Entries:

= = = = = = =

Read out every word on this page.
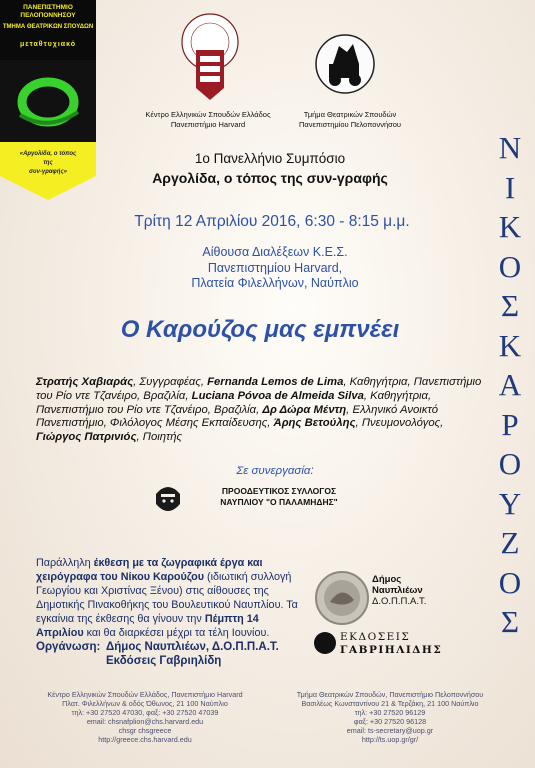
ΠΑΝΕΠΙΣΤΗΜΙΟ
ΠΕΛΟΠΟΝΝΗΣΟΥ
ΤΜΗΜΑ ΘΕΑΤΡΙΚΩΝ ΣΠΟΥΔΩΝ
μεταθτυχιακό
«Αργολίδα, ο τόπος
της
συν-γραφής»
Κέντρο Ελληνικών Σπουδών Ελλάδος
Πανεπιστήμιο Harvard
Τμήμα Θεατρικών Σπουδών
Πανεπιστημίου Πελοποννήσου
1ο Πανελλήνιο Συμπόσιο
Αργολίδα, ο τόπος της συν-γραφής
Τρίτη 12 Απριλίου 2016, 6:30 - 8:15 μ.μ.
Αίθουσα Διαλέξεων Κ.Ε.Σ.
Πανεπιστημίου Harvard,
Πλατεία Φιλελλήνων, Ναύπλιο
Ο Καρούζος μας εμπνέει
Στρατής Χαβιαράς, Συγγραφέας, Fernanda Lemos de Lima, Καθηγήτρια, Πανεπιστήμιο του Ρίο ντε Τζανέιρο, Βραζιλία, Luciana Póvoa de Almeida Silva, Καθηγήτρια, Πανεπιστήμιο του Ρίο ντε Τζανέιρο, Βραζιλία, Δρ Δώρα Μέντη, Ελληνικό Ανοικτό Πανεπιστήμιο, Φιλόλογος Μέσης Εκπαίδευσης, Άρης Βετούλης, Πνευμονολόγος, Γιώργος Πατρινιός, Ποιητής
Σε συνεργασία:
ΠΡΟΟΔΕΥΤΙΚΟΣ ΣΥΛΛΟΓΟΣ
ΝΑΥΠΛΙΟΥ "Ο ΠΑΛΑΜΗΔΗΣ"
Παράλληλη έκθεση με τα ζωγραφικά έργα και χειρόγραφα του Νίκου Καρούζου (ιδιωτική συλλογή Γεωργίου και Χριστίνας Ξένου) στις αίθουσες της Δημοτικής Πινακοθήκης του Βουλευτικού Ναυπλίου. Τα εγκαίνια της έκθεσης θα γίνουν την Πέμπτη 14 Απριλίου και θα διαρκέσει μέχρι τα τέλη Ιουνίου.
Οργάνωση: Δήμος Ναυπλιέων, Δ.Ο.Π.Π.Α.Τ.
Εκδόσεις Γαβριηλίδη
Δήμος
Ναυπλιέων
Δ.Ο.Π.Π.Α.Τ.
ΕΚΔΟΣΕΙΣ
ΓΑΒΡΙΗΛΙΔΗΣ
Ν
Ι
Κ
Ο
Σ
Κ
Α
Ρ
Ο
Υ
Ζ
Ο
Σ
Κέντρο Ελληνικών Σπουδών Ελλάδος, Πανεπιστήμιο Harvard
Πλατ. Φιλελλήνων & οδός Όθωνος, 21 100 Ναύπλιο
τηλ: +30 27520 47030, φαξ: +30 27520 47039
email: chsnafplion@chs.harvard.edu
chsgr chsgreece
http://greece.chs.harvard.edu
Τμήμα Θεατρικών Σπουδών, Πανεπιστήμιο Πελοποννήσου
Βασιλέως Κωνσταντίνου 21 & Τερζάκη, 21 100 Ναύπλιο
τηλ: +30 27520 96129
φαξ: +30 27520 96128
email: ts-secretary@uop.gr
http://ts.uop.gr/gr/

= = = = = = =

What is asked:
Which lines of the material contain the string "τόπος"? List each of them.

Answer to the exercise:
«Αργολίδα, ο τόπος
Αργολίδα, ο τόπος της συν-γραφής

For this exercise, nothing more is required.